Report the number of lines containing "highlight", with no other words.
* Begin Entries *
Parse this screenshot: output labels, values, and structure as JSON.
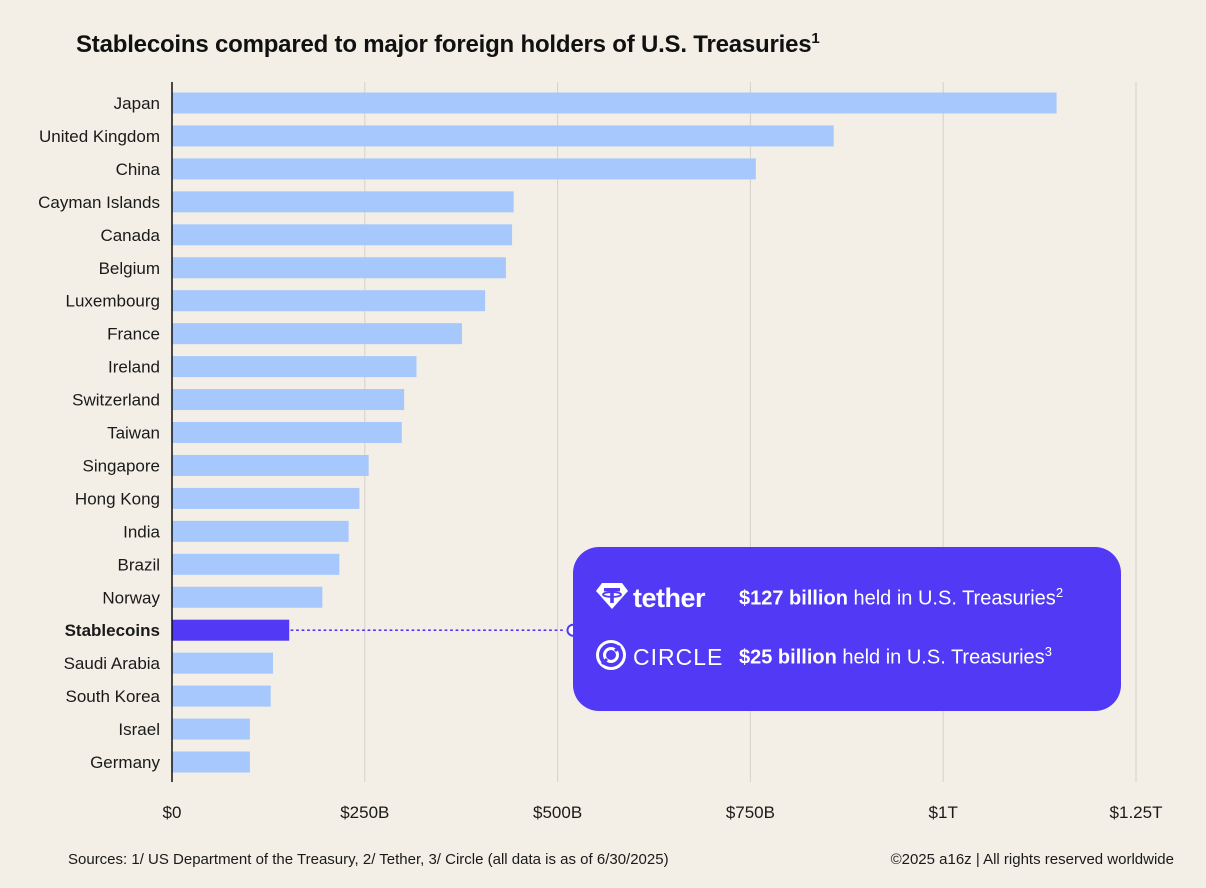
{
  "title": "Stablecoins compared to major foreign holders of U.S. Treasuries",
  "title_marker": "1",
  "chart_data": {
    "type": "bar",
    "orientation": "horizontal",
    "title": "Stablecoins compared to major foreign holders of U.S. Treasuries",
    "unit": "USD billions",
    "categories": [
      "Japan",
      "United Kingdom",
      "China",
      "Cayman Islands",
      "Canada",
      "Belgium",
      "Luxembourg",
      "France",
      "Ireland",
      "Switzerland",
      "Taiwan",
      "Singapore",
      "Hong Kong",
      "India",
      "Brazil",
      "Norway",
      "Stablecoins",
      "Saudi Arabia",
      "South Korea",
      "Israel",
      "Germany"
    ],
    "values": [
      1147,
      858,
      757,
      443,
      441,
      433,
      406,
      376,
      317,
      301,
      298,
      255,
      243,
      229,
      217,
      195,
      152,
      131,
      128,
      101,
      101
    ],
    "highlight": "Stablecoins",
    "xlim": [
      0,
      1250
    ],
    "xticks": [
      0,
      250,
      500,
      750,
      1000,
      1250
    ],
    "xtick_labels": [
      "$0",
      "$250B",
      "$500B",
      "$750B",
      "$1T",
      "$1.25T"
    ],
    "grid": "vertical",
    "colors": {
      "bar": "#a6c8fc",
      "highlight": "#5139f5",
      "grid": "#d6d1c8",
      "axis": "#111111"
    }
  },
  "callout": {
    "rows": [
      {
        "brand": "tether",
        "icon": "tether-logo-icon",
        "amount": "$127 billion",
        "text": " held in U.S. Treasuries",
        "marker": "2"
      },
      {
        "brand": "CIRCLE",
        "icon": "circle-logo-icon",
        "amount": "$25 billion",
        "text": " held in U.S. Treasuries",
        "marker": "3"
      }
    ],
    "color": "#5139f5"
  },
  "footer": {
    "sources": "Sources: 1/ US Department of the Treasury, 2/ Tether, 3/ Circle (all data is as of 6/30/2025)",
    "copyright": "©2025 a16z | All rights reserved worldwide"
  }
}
* End Entries *
* Begin Entries *
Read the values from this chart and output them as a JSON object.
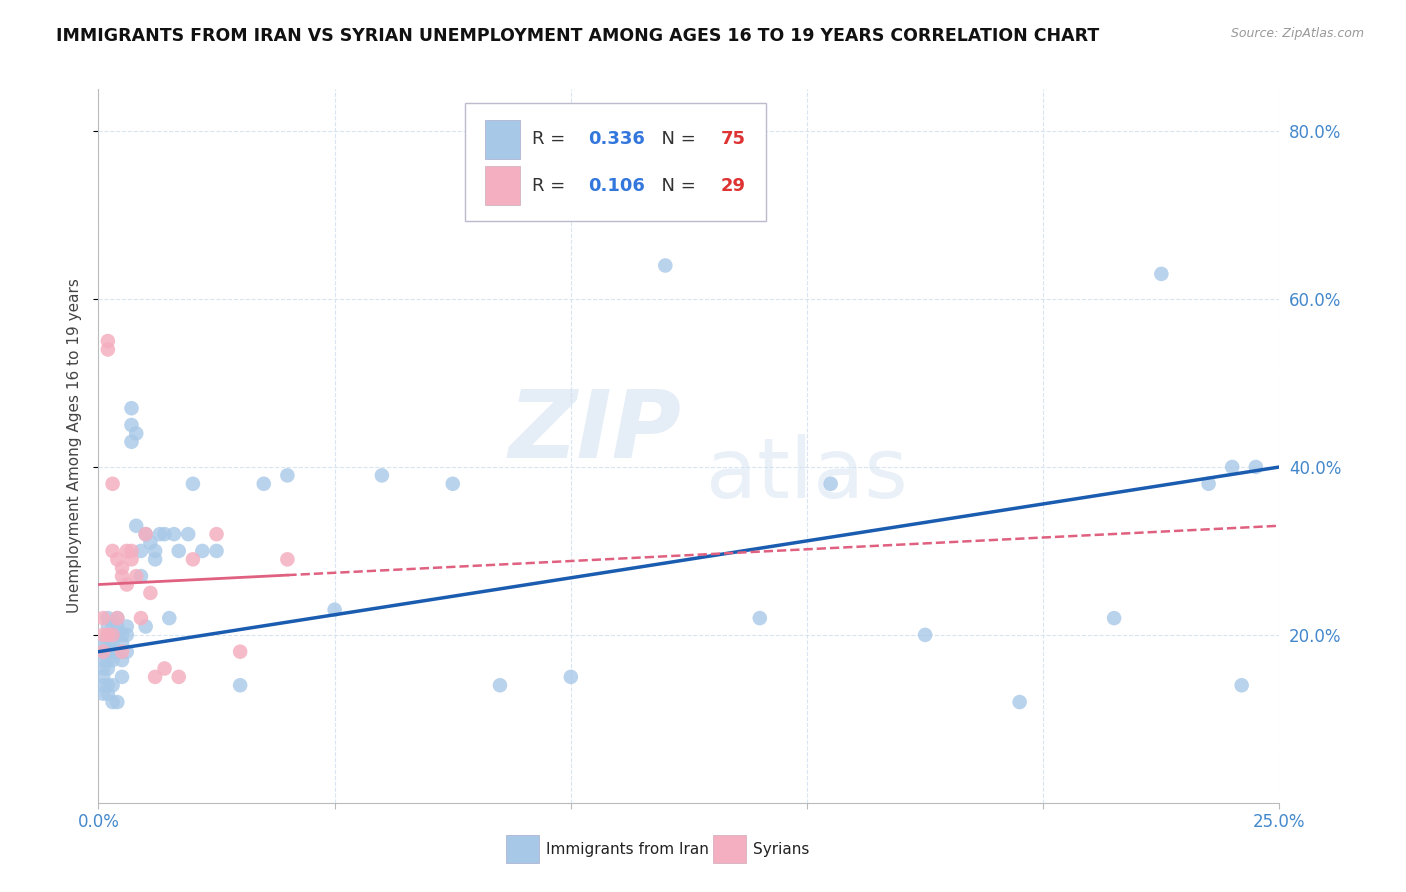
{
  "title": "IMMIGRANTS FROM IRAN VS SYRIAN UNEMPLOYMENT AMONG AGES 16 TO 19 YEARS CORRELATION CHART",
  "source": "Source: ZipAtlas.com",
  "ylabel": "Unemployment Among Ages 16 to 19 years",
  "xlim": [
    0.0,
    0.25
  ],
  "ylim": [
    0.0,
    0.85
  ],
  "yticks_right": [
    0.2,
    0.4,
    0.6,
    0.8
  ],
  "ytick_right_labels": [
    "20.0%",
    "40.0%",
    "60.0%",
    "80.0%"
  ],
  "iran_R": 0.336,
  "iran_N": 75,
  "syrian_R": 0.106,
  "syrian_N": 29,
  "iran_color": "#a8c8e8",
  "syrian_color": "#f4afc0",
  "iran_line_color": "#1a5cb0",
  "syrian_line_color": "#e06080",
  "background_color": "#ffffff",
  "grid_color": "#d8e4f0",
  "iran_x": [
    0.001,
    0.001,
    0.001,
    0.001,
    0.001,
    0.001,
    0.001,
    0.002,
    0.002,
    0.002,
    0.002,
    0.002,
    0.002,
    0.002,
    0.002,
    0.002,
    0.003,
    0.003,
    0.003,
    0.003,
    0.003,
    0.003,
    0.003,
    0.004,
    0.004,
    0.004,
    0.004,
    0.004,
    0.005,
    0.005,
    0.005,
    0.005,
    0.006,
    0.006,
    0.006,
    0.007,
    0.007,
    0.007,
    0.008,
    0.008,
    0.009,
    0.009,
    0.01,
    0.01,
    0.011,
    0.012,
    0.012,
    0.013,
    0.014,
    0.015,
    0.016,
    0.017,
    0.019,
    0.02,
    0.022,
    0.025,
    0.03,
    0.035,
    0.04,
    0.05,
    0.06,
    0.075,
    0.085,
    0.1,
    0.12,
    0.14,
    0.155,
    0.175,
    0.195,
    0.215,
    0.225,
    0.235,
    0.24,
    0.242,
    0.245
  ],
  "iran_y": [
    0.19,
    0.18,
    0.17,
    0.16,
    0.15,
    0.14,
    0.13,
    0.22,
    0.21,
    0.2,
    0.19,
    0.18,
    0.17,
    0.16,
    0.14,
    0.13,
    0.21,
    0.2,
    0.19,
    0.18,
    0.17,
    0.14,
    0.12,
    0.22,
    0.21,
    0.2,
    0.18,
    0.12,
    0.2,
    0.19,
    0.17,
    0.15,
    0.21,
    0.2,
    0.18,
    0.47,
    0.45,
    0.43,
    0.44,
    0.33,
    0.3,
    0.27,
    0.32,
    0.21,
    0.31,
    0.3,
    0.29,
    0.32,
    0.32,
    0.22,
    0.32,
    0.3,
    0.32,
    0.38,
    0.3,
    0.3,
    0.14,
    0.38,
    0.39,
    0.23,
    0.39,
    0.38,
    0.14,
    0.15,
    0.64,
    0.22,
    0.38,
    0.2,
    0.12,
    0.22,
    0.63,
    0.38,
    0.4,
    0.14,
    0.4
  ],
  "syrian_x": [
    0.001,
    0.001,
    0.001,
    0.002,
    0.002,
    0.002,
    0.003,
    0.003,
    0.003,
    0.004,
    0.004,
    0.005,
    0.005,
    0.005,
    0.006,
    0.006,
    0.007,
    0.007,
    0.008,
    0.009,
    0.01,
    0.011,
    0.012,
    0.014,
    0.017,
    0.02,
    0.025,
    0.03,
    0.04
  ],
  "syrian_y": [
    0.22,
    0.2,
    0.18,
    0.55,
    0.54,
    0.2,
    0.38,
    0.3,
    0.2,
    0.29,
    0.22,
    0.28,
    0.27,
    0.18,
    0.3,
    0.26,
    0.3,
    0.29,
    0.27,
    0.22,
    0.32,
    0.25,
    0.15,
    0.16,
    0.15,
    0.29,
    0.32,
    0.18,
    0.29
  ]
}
* End Entries *
> _Full solution_:
2